* DATA SHOWN *

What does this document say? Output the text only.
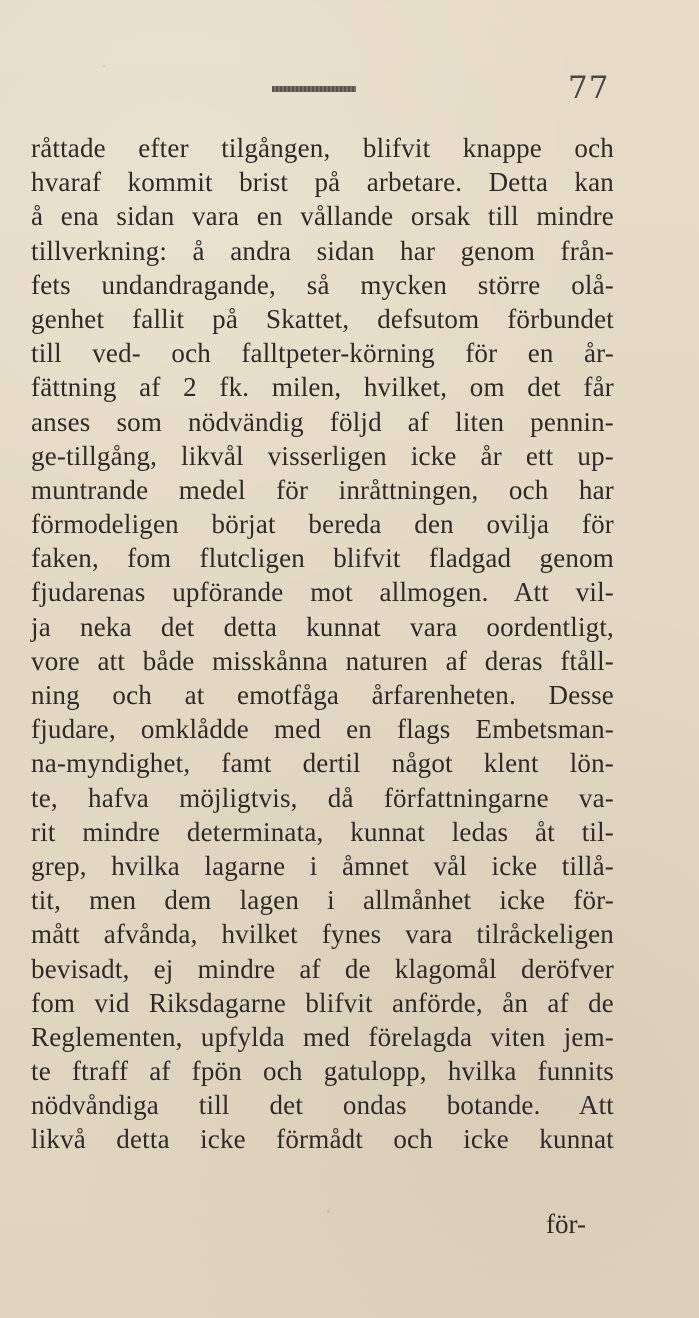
77
råttade efter tilgången, blifvit knappe och
hvaraf kommit brist på arbetare. Detta kan
å ena sidan vara en vållande orsak till mindre
tillverkning: å andra sidan har genom från-
fets undandragande, så mycken större olå-
genhet fallit på Skattet, defsutom förbundet
till ved- och falltpeter-körning för en år-
fättning af 2 fk. milen, hvilket, om det får
anses som nödvändig följd af liten pennin-
ge-tillgång, likvål visserligen icke år ett up-
muntrande medel för inråttningen, och har
förmodeligen börjat bereda den ovilja för
faken, fom flutcligen blifvit fladgad genom
fjudarenas upförande mot allmogen. Att vil-
ja neka det detta kunnat vara oordentligt,
vore att både misskånna naturen af deras ftåll-
ning och at emotfåga årfarenheten. Desse
fjudare, omklådde med en flags Embetsman-
na-myndighet, famt dertil något klent lön-
te, hafva möjligtvis, då författningarne va-
rit mindre determinata, kunnat ledas åt til-
grep, hvilka lagarne i åmnet vål icke tillå-
tit, men dem lagen i allmånhet icke för-
mått afvånda, hvilket fynes vara tilråckeligen
bevisadt, ej mindre af de klagomål deröfver
fom vid Riksdagarne blifvit anförde, ån af de
Reglementen, upfylda med förelagda viten jem-
te ftraff af fpön och gatulopp, hvilka funnits
nödvåndiga till det ondas botande. Att
likvå detta icke förmådt och icke kunnat
för-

* TASK TO COMPLETE *
Type out the data above again exactly as written, minus the images.

* RESULT FOR THIS TASK *
What does this document say? Output the text only.
77
råttade efter tilgången, blifvit knappe och
hvaraf kommit brist på arbetare. Detta kan
å ena sidan vara en vållande orsak till mindre
tillverkning: å andra sidan har genom från-
fets undandragande, så mycken större olå-
genhet fallit på Skattet, defsutom förbundet
till ved- och falltpeter-körning för en år-
fättning af 2 fk. milen, hvilket, om det får
anses som nödvändig följd af liten pennin-
ge-tillgång, likvål visserligen icke år ett up-
muntrande medel för inråttningen, och har
förmodeligen börjat bereda den ovilja för
faken, fom flutcligen blifvit fladgad genom
fjudarenas upförande mot allmogen. Att vil-
ja neka det detta kunnat vara oordentligt,
vore att både misskånna naturen af deras ftåll-
ning och at emotfåga årfarenheten. Desse
fjudare, omklådde med en flags Embetsman-
na-myndighet, famt dertil något klent lön-
te, hafva möjligtvis, då författningarne va-
rit mindre determinata, kunnat ledas åt til-
grep, hvilka lagarne i åmnet vål icke tillå-
tit, men dem lagen i allmånhet icke för-
mått afvånda, hvilket fynes vara tilråckeligen
bevisadt, ej mindre af de klagomål deröfver
fom vid Riksdagarne blifvit anförde, ån af de
Reglementen, upfylda med förelagda viten jem-
te ftraff af fpön och gatulopp, hvilka funnits
nödvåndiga till det ondas botande. Att
likvå detta icke förmådt och icke kunnat
för-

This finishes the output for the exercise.